EXCERPTED DATA:
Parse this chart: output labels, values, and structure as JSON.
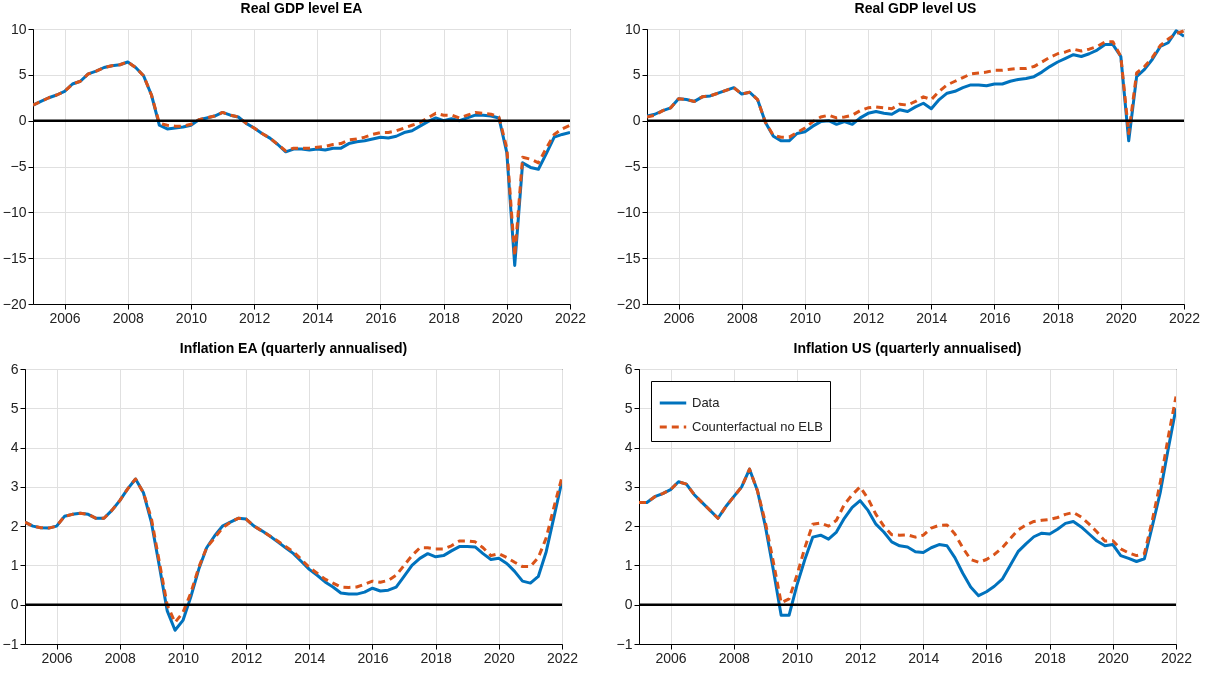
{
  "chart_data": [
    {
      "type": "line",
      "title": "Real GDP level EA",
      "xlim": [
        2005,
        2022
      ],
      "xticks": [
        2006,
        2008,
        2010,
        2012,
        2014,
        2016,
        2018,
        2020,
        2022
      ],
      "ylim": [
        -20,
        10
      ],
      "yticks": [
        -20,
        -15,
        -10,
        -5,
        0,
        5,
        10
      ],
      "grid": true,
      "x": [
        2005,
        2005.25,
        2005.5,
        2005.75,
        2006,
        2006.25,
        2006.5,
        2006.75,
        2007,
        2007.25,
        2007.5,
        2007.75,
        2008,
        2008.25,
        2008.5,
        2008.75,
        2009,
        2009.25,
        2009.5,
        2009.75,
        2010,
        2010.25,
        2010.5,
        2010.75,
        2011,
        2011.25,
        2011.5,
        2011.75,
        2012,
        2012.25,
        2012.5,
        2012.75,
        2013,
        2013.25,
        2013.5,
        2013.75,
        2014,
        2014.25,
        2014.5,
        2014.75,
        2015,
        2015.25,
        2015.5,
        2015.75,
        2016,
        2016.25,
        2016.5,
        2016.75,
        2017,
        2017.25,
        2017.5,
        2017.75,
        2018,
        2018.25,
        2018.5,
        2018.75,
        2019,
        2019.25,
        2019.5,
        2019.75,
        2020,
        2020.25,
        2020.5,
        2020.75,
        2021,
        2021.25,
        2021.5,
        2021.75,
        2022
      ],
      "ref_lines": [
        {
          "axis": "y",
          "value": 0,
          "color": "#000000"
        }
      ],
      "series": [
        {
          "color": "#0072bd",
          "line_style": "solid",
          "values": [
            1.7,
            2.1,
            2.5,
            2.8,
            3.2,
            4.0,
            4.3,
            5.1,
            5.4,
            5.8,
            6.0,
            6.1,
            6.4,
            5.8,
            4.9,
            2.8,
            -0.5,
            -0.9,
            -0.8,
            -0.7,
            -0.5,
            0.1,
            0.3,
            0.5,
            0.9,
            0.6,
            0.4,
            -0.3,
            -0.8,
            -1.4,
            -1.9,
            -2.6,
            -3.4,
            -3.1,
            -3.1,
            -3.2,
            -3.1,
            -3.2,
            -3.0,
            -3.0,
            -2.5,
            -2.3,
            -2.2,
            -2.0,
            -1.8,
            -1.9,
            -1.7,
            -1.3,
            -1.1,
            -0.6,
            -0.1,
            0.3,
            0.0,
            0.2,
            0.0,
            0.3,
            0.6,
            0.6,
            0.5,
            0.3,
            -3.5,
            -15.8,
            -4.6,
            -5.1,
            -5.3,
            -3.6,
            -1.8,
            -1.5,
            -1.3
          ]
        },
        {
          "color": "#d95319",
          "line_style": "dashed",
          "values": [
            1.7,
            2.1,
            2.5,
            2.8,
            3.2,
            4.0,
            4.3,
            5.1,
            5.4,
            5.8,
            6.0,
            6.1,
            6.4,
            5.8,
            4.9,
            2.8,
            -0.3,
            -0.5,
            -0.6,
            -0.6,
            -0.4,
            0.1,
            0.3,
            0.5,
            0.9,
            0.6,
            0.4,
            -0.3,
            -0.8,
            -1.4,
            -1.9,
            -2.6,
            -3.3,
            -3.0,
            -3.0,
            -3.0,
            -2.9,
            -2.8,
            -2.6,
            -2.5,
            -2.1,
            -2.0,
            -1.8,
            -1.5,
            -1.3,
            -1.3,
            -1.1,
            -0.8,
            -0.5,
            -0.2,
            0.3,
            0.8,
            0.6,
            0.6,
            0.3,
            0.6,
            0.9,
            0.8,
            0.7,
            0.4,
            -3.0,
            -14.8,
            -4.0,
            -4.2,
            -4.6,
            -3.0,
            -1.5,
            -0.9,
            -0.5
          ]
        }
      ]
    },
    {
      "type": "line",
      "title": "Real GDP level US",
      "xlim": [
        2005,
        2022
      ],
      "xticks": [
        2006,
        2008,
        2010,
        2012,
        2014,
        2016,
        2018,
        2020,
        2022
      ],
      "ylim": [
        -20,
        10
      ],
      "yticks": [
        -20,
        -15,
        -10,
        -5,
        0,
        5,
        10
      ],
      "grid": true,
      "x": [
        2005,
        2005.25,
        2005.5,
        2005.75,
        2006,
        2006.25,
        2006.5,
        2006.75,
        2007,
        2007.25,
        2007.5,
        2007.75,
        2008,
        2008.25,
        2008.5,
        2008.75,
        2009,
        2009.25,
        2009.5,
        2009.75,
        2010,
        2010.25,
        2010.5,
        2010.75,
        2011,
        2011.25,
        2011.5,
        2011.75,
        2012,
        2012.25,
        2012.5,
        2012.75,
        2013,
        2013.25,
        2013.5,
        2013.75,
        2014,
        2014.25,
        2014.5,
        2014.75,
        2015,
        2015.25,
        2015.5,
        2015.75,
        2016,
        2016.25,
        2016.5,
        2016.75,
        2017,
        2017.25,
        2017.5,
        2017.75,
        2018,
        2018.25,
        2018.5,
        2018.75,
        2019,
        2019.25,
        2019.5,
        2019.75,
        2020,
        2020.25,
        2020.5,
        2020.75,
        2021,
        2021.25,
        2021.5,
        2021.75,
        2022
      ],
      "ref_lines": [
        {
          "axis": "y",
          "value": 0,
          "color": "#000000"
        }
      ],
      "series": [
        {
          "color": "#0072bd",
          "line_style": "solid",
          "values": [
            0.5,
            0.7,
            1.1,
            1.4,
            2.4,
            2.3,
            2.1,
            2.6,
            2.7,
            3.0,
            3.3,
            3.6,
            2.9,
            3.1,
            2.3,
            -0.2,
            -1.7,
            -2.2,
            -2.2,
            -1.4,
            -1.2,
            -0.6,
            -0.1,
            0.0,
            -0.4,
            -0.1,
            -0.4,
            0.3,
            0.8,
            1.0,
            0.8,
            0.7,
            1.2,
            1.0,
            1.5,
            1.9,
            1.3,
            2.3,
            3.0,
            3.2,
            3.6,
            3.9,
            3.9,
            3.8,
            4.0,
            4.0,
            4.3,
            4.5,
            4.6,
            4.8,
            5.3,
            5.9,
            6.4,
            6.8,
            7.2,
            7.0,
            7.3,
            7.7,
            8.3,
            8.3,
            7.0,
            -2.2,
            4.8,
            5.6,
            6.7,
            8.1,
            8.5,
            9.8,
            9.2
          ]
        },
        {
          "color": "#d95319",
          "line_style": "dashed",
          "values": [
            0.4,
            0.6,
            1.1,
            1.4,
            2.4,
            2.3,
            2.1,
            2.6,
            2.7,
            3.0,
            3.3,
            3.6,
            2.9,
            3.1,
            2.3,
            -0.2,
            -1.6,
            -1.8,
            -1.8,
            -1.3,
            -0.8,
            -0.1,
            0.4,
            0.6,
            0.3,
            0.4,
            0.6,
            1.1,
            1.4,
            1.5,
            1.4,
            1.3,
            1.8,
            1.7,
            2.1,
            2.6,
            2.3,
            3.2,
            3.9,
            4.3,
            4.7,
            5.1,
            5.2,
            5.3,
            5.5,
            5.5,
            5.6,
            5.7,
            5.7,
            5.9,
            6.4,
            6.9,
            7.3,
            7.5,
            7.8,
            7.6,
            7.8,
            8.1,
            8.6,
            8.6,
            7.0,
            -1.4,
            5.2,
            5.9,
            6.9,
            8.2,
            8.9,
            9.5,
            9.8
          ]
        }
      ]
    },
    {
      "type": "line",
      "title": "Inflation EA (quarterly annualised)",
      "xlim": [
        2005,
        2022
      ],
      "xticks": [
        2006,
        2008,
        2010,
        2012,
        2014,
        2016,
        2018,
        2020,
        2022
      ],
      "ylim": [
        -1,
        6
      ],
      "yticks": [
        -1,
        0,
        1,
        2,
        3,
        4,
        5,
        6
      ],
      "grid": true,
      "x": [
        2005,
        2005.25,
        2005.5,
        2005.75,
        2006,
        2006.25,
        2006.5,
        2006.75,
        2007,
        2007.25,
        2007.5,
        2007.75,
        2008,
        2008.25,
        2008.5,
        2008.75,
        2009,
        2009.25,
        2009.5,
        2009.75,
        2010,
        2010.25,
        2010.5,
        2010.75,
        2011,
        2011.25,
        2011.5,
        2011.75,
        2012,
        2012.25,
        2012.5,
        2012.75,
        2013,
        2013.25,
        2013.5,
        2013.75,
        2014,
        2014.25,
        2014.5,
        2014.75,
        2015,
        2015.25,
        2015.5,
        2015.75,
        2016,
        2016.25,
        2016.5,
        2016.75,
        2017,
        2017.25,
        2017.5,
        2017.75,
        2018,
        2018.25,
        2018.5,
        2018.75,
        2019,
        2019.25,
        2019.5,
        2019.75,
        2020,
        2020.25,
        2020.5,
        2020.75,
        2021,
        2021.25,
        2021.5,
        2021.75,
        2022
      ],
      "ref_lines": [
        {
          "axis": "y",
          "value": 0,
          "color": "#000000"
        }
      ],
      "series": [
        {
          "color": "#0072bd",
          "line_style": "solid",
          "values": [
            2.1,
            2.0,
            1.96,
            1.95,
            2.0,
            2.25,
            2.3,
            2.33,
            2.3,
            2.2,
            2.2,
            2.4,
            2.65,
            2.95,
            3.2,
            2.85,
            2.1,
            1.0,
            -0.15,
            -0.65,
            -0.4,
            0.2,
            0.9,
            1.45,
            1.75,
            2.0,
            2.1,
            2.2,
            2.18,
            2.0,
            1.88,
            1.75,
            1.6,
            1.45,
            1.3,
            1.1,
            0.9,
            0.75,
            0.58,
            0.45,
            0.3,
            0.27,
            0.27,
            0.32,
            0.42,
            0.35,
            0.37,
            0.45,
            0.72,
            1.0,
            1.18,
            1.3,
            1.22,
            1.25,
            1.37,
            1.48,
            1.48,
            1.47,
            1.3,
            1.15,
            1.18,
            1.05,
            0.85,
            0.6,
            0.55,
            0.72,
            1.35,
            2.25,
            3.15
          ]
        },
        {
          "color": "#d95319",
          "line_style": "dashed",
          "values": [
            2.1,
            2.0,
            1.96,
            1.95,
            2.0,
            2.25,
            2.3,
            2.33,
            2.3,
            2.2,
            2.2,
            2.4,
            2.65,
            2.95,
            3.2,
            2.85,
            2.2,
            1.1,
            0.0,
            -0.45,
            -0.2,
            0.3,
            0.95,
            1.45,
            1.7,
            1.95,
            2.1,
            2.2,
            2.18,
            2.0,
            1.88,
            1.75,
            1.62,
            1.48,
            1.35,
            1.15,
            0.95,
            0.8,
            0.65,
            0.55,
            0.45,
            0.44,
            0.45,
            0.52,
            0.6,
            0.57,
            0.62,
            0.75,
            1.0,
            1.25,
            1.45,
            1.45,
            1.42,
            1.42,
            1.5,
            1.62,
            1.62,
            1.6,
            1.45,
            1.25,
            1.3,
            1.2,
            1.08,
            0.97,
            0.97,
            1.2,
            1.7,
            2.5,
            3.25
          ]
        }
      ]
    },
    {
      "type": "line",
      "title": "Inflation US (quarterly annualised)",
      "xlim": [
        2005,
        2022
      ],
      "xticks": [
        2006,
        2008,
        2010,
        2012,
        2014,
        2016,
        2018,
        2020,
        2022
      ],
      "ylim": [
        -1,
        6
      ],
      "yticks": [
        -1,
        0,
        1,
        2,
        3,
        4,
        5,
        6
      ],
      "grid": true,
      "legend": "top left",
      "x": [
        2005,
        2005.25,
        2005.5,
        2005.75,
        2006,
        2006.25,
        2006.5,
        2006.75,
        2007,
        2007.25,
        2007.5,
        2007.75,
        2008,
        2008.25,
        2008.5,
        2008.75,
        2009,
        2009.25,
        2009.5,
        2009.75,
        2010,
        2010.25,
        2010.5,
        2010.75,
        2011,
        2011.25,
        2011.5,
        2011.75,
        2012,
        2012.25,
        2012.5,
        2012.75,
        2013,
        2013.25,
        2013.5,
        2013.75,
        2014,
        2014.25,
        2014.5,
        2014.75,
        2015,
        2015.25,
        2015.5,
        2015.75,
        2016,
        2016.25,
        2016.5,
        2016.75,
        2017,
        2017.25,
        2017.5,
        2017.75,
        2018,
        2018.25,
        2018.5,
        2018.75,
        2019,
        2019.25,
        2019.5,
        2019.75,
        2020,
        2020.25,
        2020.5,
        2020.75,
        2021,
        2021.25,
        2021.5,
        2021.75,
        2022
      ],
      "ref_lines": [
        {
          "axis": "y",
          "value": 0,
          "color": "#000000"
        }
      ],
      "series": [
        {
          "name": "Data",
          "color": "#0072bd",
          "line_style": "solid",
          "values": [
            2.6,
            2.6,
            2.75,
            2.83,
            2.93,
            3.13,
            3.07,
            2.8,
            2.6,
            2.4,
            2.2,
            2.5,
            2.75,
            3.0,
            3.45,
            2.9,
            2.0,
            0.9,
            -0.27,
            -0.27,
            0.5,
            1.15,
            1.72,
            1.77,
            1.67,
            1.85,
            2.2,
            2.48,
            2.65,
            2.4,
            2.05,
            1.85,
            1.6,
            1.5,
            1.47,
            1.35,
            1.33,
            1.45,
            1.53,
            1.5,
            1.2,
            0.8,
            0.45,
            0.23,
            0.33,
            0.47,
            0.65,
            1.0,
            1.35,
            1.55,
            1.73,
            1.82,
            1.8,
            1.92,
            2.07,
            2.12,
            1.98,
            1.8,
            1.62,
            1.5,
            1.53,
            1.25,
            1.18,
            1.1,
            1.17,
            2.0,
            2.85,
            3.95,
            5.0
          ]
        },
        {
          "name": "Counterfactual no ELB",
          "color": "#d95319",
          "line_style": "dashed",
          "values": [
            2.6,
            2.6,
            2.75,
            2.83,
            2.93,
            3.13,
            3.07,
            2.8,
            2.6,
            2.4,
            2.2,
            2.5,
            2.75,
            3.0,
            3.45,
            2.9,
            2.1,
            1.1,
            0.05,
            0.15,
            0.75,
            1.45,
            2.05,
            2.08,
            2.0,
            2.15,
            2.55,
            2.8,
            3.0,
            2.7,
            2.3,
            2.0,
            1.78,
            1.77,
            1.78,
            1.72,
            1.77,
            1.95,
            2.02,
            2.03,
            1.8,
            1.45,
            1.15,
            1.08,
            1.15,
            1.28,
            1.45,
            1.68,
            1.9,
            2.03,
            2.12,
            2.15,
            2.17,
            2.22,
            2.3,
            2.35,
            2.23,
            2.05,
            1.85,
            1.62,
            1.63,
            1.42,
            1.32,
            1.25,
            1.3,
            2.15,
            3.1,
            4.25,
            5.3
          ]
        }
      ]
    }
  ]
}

TASK GOAL: Return all lines of the material above in which the word "level" occurs.

RESPONSE BELOW:
      "title": "Real GDP level EA",
      "title": "Real GDP level US",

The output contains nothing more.